TASK »
Extract each line bearing the word "metal".

══ INPUT

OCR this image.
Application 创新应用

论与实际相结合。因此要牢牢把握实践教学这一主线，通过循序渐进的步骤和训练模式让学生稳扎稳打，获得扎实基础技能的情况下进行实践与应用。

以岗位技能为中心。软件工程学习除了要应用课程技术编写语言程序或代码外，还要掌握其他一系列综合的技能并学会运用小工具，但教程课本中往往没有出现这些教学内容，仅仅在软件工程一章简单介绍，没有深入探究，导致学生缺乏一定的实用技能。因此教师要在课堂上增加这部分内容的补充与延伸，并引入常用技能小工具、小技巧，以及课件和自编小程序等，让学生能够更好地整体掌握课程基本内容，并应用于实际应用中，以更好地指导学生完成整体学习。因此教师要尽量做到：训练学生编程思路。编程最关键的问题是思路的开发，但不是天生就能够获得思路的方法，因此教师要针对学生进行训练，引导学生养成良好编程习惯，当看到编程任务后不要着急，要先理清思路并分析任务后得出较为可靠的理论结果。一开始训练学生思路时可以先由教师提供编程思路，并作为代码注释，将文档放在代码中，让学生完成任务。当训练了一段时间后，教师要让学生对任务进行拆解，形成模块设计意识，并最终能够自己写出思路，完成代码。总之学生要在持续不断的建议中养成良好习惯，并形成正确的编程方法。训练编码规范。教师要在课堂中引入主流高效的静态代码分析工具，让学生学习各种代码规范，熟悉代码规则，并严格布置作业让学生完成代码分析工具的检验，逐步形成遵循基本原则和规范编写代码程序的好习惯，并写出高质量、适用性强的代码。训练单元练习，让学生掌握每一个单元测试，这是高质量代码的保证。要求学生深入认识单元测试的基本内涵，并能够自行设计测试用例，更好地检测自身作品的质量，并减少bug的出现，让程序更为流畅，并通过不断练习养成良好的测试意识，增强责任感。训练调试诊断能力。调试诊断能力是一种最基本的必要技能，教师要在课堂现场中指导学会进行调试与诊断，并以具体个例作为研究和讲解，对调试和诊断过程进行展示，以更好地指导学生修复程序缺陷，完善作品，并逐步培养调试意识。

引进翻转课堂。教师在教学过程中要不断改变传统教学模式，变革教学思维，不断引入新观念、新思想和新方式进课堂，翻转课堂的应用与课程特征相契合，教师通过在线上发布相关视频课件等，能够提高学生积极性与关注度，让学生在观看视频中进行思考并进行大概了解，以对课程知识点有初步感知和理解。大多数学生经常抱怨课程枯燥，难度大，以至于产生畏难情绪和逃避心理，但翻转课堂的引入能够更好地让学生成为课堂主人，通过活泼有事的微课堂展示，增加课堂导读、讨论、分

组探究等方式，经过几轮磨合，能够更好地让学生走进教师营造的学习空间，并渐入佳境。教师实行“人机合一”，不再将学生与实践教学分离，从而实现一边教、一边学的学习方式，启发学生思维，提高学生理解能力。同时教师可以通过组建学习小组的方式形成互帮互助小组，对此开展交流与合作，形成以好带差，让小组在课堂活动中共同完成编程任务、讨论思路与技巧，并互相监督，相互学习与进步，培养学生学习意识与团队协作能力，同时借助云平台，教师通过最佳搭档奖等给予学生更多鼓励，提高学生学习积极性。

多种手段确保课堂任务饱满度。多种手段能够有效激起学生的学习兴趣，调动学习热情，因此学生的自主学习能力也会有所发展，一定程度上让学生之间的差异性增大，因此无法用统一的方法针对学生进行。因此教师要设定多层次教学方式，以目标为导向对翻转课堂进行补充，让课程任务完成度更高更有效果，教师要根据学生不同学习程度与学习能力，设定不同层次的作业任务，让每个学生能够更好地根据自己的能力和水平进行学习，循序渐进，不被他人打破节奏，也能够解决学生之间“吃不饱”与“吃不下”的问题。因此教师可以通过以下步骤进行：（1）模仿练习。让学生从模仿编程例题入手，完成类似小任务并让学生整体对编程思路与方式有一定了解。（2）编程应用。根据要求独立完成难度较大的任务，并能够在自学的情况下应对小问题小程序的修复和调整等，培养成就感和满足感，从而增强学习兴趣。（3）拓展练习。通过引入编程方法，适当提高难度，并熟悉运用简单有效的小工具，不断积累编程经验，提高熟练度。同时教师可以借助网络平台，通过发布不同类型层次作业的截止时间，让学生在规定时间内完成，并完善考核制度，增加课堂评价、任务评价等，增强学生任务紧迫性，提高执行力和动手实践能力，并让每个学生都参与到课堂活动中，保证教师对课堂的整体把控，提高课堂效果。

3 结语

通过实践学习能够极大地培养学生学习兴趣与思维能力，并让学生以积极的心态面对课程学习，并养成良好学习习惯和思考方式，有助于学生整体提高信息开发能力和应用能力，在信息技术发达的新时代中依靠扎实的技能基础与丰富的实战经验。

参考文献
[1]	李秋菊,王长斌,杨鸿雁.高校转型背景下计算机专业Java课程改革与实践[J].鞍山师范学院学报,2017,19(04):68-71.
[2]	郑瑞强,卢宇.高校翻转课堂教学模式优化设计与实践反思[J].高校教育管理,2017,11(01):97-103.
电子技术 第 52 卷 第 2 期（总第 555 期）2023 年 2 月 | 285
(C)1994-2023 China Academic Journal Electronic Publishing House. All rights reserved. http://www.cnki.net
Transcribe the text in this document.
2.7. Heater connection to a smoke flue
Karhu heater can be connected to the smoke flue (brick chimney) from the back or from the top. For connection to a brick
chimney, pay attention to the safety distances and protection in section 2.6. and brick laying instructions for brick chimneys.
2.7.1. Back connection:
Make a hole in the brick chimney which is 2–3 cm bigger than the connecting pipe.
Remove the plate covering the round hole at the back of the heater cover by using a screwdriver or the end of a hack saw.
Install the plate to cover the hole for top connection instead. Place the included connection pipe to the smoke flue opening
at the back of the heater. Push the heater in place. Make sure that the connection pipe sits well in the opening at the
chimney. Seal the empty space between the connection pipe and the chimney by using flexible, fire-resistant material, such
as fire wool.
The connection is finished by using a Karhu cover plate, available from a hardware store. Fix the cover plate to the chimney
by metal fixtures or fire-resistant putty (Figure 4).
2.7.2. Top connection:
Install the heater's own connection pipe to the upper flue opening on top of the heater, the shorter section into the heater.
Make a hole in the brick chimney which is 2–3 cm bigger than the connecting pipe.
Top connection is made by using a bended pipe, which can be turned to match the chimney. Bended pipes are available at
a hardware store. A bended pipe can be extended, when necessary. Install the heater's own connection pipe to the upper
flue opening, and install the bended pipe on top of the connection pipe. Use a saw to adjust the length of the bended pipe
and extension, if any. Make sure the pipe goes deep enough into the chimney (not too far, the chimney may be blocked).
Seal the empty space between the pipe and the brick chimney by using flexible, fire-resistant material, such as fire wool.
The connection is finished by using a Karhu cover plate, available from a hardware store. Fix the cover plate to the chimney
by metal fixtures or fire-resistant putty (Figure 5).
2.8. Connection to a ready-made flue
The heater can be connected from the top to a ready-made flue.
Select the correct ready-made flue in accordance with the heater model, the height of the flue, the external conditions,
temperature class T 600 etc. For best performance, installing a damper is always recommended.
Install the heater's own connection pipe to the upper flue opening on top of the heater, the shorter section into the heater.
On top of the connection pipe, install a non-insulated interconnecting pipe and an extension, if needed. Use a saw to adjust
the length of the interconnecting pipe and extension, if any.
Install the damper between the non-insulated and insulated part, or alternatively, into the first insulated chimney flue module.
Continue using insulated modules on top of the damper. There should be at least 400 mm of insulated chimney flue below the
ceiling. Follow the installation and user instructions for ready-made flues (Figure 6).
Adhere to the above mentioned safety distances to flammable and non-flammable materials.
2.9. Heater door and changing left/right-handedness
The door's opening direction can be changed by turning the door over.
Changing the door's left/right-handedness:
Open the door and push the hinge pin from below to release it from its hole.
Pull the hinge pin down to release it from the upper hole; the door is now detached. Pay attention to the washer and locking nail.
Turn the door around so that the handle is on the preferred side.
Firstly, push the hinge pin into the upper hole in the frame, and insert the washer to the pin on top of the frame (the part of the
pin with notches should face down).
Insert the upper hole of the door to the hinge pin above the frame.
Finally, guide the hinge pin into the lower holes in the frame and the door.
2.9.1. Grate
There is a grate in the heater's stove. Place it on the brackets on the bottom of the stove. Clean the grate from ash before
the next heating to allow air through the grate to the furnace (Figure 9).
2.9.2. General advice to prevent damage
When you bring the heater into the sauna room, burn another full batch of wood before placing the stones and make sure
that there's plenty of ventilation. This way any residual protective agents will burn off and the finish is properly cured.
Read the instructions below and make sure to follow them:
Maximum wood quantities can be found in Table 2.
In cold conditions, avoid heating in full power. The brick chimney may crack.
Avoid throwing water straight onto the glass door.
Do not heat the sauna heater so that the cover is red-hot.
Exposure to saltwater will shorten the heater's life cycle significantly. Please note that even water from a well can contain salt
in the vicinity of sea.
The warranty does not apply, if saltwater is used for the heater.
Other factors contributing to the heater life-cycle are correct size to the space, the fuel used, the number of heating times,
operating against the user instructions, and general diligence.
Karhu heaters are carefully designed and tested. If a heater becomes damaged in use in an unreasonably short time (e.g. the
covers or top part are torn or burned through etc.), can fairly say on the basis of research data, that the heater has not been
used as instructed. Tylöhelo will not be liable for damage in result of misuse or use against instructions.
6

════

SOLVED PROBLEM »
by metal fixtures or fire-resistant putty (Figure 4).
by metal fixtures or fire-resistant putty (Figure 5).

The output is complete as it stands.